* [TASK STATEMENT] Write out the data below in full. Keep it exact.

[Stored data]
★ ★ ★ ★ ★ ★ ★

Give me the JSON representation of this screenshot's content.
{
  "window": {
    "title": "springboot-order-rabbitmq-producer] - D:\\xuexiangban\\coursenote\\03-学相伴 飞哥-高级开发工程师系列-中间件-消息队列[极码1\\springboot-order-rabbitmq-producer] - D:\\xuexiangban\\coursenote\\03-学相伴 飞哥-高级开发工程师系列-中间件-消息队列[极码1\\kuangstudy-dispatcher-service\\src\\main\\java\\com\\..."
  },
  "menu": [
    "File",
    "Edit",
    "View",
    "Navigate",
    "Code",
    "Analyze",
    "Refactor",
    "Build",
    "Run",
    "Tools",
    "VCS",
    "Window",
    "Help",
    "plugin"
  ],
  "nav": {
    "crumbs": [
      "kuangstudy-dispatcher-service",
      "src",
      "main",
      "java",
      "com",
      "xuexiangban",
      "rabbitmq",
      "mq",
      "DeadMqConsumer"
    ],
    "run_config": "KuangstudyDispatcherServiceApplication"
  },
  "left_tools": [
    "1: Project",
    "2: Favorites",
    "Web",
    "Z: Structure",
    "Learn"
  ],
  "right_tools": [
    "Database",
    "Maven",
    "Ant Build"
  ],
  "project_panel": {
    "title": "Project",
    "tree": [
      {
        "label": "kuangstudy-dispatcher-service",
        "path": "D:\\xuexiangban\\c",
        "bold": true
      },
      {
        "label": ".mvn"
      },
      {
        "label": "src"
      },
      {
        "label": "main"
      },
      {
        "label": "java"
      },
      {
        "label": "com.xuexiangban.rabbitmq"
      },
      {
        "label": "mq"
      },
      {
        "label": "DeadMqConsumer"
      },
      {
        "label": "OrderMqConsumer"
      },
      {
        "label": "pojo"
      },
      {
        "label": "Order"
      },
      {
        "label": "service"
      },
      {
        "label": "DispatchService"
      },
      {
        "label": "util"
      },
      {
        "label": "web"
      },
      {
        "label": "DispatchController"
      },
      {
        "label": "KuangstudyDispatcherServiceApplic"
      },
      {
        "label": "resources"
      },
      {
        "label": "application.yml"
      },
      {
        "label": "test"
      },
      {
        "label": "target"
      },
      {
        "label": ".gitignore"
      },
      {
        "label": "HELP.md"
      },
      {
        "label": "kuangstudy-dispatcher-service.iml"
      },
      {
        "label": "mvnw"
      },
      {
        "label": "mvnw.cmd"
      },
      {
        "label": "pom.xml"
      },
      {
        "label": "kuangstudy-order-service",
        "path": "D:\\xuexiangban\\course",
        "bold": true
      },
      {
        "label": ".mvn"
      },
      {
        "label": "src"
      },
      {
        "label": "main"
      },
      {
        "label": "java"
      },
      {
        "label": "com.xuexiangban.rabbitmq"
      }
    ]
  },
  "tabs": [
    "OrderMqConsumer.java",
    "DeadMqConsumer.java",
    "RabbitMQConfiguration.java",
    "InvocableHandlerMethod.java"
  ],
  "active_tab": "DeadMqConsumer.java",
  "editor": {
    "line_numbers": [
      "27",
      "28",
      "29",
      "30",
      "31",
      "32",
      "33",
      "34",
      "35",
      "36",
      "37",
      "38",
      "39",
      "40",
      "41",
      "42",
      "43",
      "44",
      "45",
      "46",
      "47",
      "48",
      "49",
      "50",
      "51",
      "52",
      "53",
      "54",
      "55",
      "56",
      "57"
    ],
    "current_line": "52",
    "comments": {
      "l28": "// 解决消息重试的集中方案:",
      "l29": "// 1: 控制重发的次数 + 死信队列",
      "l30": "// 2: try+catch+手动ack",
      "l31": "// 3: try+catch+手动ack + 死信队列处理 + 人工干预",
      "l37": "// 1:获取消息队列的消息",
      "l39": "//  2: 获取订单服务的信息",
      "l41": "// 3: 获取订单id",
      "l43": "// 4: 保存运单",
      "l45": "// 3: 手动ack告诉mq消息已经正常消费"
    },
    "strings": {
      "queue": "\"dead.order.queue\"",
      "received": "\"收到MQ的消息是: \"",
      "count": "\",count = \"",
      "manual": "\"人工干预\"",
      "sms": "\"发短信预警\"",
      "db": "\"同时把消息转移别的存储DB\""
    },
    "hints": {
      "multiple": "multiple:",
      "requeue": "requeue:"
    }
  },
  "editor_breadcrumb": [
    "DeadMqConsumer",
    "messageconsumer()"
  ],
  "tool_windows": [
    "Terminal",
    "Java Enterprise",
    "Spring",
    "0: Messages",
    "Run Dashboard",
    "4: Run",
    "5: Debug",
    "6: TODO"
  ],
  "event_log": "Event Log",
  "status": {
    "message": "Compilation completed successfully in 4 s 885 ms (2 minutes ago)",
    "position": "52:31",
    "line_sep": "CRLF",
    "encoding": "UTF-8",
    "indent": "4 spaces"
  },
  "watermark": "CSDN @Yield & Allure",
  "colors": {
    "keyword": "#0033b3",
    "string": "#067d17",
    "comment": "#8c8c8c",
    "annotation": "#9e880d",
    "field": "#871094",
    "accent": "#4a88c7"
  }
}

★ ★ ★ ★ ★ ★ ★

* [RESPONSE FOR THIS EXERCISE]
Give me the JSON representation of this screenshot's content.
{
  "window": {
    "title": "springboot-order-rabbitmq-producer] - D:\\xuexiangban\\coursenote\\03-学相伴 飞哥-高级开发工程师系列-中间件-消息队列[极码1\\springboot-order-rabbitmq-producer] - D:\\xuexiangban\\coursenote\\03-学相伴 飞哥-高级开发工程师系列-中间件-消息队列[极码1\\kuangstudy-dispatcher-service\\src\\main\\java\\com\\..."
  },
  "menu": [
    "File",
    "Edit",
    "View",
    "Navigate",
    "Code",
    "Analyze",
    "Refactor",
    "Build",
    "Run",
    "Tools",
    "VCS",
    "Window",
    "Help",
    "plugin"
  ],
  "nav": {
    "crumbs": [
      "kuangstudy-dispatcher-service",
      "src",
      "main",
      "java",
      "com",
      "xuexiangban",
      "rabbitmq",
      "mq",
      "DeadMqConsumer"
    ],
    "run_config": "KuangstudyDispatcherServiceApplication"
  },
  "left_tools": [
    "1: Project",
    "2: Favorites",
    "Web",
    "Z: Structure",
    "Learn"
  ],
  "right_tools": [
    "Database",
    "Maven",
    "Ant Build"
  ],
  "project_panel": {
    "title": "Project",
    "tree": [
      {
        "label": "kuangstudy-dispatcher-service",
        "path": "D:\\xuexiangban\\c",
        "bold": true
      },
      {
        "label": ".mvn"
      },
      {
        "label": "src"
      },
      {
        "label": "main"
      },
      {
        "label": "java"
      },
      {
        "label": "com.xuexiangban.rabbitmq"
      },
      {
        "label": "mq"
      },
      {
        "label": "DeadMqConsumer"
      },
      {
        "label": "OrderMqConsumer"
      },
      {
        "label": "pojo"
      },
      {
        "label": "Order"
      },
      {
        "label": "service"
      },
      {
        "label": "DispatchService"
      },
      {
        "label": "util"
      },
      {
        "label": "web"
      },
      {
        "label": "DispatchController"
      },
      {
        "label": "KuangstudyDispatcherServiceApplic"
      },
      {
        "label": "resources"
      },
      {
        "label": "application.yml"
      },
      {
        "label": "test"
      },
      {
        "label": "target"
      },
      {
        "label": ".gitignore"
      },
      {
        "label": "HELP.md"
      },
      {
        "label": "kuangstudy-dispatcher-service.iml"
      },
      {
        "label": "mvnw"
      },
      {
        "label": "mvnw.cmd"
      },
      {
        "label": "pom.xml"
      },
      {
        "label": "kuangstudy-order-service",
        "path": "D:\\xuexiangban\\course",
        "bold": true
      },
      {
        "label": ".mvn"
      },
      {
        "label": "src"
      },
      {
        "label": "main"
      },
      {
        "label": "java"
      },
      {
        "label": "com.xuexiangban.rabbitmq"
      }
    ]
  },
  "tabs": [
    "OrderMqConsumer.java",
    "DeadMqConsumer.java",
    "RabbitMQConfiguration.java",
    "InvocableHandlerMethod.java"
  ],
  "active_tab": "DeadMqConsumer.java",
  "editor": {
    "line_numbers": [
      "27",
      "28",
      "29",
      "30",
      "31",
      "32",
      "33",
      "34",
      "35",
      "36",
      "37",
      "38",
      "39",
      "40",
      "41",
      "42",
      "43",
      "44",
      "45",
      "46",
      "47",
      "48",
      "49",
      "50",
      "51",
      "52",
      "53",
      "54",
      "55",
      "56",
      "57"
    ],
    "current_line": "52",
    "comments": {
      "l28": "// 解决消息重试的集中方案:",
      "l29": "// 1: 控制重发的次数 + 死信队列",
      "l30": "// 2: try+catch+手动ack",
      "l31": "// 3: try+catch+手动ack + 死信队列处理 + 人工干预",
      "l37": "// 1:获取消息队列的消息",
      "l39": "//  2: 获取订单服务的信息",
      "l41": "// 3: 获取订单id",
      "l43": "// 4: 保存运单",
      "l45": "// 3: 手动ack告诉mq消息已经正常消费"
    },
    "strings": {
      "queue": "\"dead.order.queue\"",
      "received": "\"收到MQ的消息是: \"",
      "count": "\",count = \"",
      "manual": "\"人工干预\"",
      "sms": "\"发短信预警\"",
      "db": "\"同时把消息转移别的存储DB\""
    },
    "hints": {
      "multiple": "multiple:",
      "requeue": "requeue:"
    }
  },
  "editor_breadcrumb": [
    "DeadMqConsumer",
    "messageconsumer()"
  ],
  "tool_windows": [
    "Terminal",
    "Java Enterprise",
    "Spring",
    "0: Messages",
    "Run Dashboard",
    "4: Run",
    "5: Debug",
    "6: TODO"
  ],
  "event_log": "Event Log",
  "status": {
    "message": "Compilation completed successfully in 4 s 885 ms (2 minutes ago)",
    "position": "52:31",
    "line_sep": "CRLF",
    "encoding": "UTF-8",
    "indent": "4 spaces"
  },
  "watermark": "CSDN @Yield & Allure",
  "colors": {
    "keyword": "#0033b3",
    "string": "#067d17",
    "comment": "#8c8c8c",
    "annotation": "#9e880d",
    "field": "#871094",
    "accent": "#4a88c7"
  }
}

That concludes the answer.